Task:
Select the lines that contain "name" and copy each of them.

[start]

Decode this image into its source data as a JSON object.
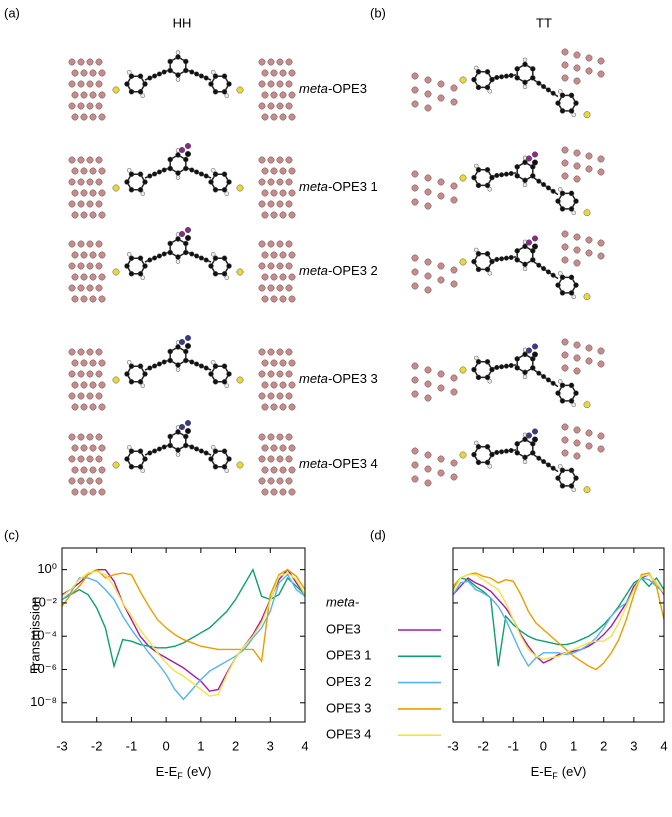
{
  "panel_a": {
    "label": "(a)",
    "title": "HH"
  },
  "panel_b": {
    "label": "(b)",
    "title": "TT"
  },
  "structures": [
    {
      "prefix": "meta-",
      "name": "OPE3"
    },
    {
      "prefix": "meta-",
      "name": "OPE3 1"
    },
    {
      "prefix": "meta-",
      "name": "OPE3 2"
    },
    {
      "prefix": "meta-",
      "name": "OPE3 3"
    },
    {
      "prefix": "meta-",
      "name": "OPE3 4"
    }
  ],
  "chart_data": [
    {
      "type": "line",
      "panel_label": "(c)",
      "ylabel": "Transmission",
      "xlabel": [
        "E-E",
        "F",
        "(eV)"
      ],
      "legend_title": "meta-",
      "log_y": true,
      "xlim": [
        -3,
        4
      ],
      "xticks": [
        -3,
        -2,
        -1,
        0,
        1,
        2,
        3,
        4
      ],
      "ylim": [
        7e-10,
        20
      ],
      "yticks": [
        {
          "value": 1,
          "label": "10⁰"
        },
        {
          "value": 0.01,
          "label": "10⁻²"
        },
        {
          "value": 0.0001,
          "label": "10⁻⁴"
        },
        {
          "value": 1e-06,
          "label": "10⁻⁶"
        },
        {
          "value": 1e-08,
          "label": "10⁻⁸"
        }
      ],
      "x": [
        -3,
        -2.75,
        -2.5,
        -2.25,
        -2,
        -1.75,
        -1.5,
        -1.25,
        -1,
        -0.75,
        -0.5,
        -0.25,
        0,
        0.25,
        0.5,
        0.75,
        1,
        1.25,
        1.5,
        1.75,
        2,
        2.25,
        2.5,
        2.75,
        3,
        3.25,
        3.5,
        3.75,
        4
      ],
      "series": [
        {
          "name": "OPE3",
          "color": "#a31ca3",
          "values": [
            0.0316,
            0.063,
            0.16,
            0.5,
            1,
            1,
            0.2,
            0.01,
            0.001,
            0.0001,
            2.5e-05,
            1e-05,
            5e-06,
            2.5e-06,
            1.26e-06,
            5e-07,
            2e-07,
            5e-08,
            6.3e-08,
            6.3e-07,
            5e-06,
            2.5e-05,
            0.000126,
            0.001,
            0.016,
            0.25,
            1,
            0.16,
            0.0316
          ]
        },
        {
          "name": "OPE3 1",
          "color": "#0f9e73",
          "values": [
            0.016,
            0.0316,
            0.063,
            0.0316,
            0.005,
            0.000316,
            1.6e-06,
            6.3e-05,
            5e-05,
            3.16e-05,
            2.5e-05,
            2e-05,
            2e-05,
            2.5e-05,
            4e-05,
            7.9e-05,
            0.00016,
            0.000316,
            0.001,
            0.00316,
            0.016,
            0.126,
            1,
            0.025,
            0.016,
            0.0316,
            0.316,
            0.1,
            0.0316
          ]
        },
        {
          "name": "OPE3 2",
          "color": "#56b4e9",
          "values": [
            0.016,
            0.04,
            0.316,
            0.316,
            0.2,
            0.063,
            0.016,
            0.0016,
            0.00025,
            5e-05,
            1e-05,
            2.5e-06,
            5e-07,
            6.3e-08,
            1.6e-08,
            6.3e-08,
            2.5e-07,
            7.9e-07,
            1.6e-06,
            3.16e-06,
            6.3e-06,
            1.6e-05,
            7.9e-05,
            0.000316,
            0.00316,
            0.16,
            0.5,
            0.063,
            0.025
          ]
        },
        {
          "name": "OPE3 3",
          "color": "#e69f00",
          "values": [
            0.0063,
            0.0316,
            0.1,
            0.5,
            1,
            0.316,
            0.5,
            0.63,
            0.5,
            0.05,
            0.0063,
            0.001,
            0.000316,
            0.000126,
            6.3e-05,
            4e-05,
            2.5e-05,
            2e-05,
            1.6e-05,
            1.6e-05,
            1.6e-05,
            1.6e-05,
            1.6e-05,
            3.16e-06,
            0.0316,
            0.5,
            1,
            0.4,
            0.063
          ]
        },
        {
          "name": "OPE3 4",
          "color": "#f0e442",
          "values": [
            0.025,
            0.063,
            0.25,
            0.63,
            0.79,
            0.5,
            0.1,
            0.01,
            0.0016,
            0.00025,
            5e-05,
            1e-05,
            2.5e-06,
            7.9e-07,
            4e-07,
            1.6e-07,
            6.3e-08,
            2.5e-08,
            3.16e-08,
            5e-07,
            5e-06,
            2.5e-05,
            0.0001,
            0.00063,
            0.0126,
            0.4,
            0.63,
            0.25,
            0.0316
          ]
        }
      ]
    },
    {
      "type": "line",
      "panel_label": "(d)",
      "xlabel": [
        "E-E",
        "F",
        "(eV)"
      ],
      "log_y": true,
      "xlim": [
        -3,
        4
      ],
      "xticks": [
        -3,
        -2,
        -1,
        0,
        1,
        2,
        3,
        4
      ],
      "ylim": [
        7e-10,
        20
      ],
      "yticks": [
        1,
        0.01,
        0.0001,
        1e-06,
        1e-08
      ],
      "x": [
        -3,
        -2.75,
        -2.5,
        -2.25,
        -2,
        -1.75,
        -1.5,
        -1.25,
        -1,
        -0.75,
        -0.5,
        -0.25,
        0,
        0.25,
        0.5,
        0.75,
        1,
        1.25,
        1.5,
        1.75,
        2,
        2.25,
        2.5,
        2.75,
        3,
        3.25,
        3.5,
        3.75,
        4
      ],
      "series": [
        {
          "color": "#a31ca3",
          "values": [
            0.0316,
            0.1,
            0.316,
            0.16,
            0.1,
            0.05,
            0.016,
            0.005,
            0.001,
            0.000126,
            2.5e-05,
            6.3e-06,
            2.5e-06,
            4e-06,
            7.9e-06,
            1e-05,
            1.26e-05,
            1.6e-05,
            2.5e-05,
            5e-05,
            0.000126,
            0.0004,
            0.002,
            0.01,
            0.1,
            0.316,
            0.5,
            0.16,
            0.0316
          ]
        },
        {
          "color": "#0f9e73",
          "values": [
            0.063,
            0.316,
            0.25,
            0.1,
            0.05,
            0.02,
            1.6e-06,
            0.0016,
            0.0005,
            0.0002,
            0.0001,
            6.3e-05,
            5e-05,
            4e-05,
            3.16e-05,
            3.16e-05,
            4e-05,
            6.3e-05,
            0.0001,
            0.0002,
            0.0005,
            0.0016,
            0.0063,
            0.0316,
            0.16,
            0.316,
            0.1,
            0.316,
            0.063
          ]
        },
        {
          "color": "#56b4e9",
          "values": [
            0.0316,
            0.16,
            0.2,
            0.063,
            0.04,
            0.02,
            0.0063,
            0.001,
            0.0001,
            1e-05,
            1.6e-06,
            5e-06,
            1e-05,
            1e-05,
            1e-05,
            7.9e-06,
            1e-05,
            1.6e-05,
            3.16e-05,
            7.9e-05,
            0.000316,
            0.0016,
            0.005,
            0.01,
            0.063,
            0.316,
            0.25,
            0.1,
            0.04
          ]
        },
        {
          "color": "#e69f00",
          "values": [
            0.1,
            0.316,
            0.5,
            0.63,
            0.4,
            0.316,
            0.16,
            0.25,
            0.2,
            0.0316,
            0.00316,
            0.00063,
            0.00025,
            0.0001,
            4e-05,
            1.6e-05,
            6.3e-06,
            3.16e-06,
            1.6e-06,
            1e-06,
            2.5e-06,
            1e-05,
            6.3e-05,
            0.001,
            0.0316,
            0.5,
            0.63,
            0.1,
            0.001
          ]
        },
        {
          "color": "#f0e442",
          "values": [
            0.05,
            0.316,
            0.5,
            0.5,
            0.25,
            0.126,
            0.063,
            0.01,
            0.001,
            0.0001,
            1.6e-05,
            6.3e-06,
            4e-06,
            5e-06,
            6.3e-06,
            1e-05,
            1.6e-05,
            2.5e-05,
            4e-05,
            5e-05,
            5e-05,
            0.0001,
            0.00063,
            0.0063,
            0.063,
            0.4,
            0.5,
            0.16,
            0.04
          ]
        }
      ]
    }
  ]
}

[end]

Exercise output:
      "name": "OPE3"
      "name": "OPE3 1"
      "name": "OPE3 2"
      "name": "OPE3 3"
      "name": "OPE3 4"
          "name": "OPE3",
          "name": "OPE3 1",
          "name": "OPE3 2",
          "name": "OPE3 3",
          "name": "OPE3 4",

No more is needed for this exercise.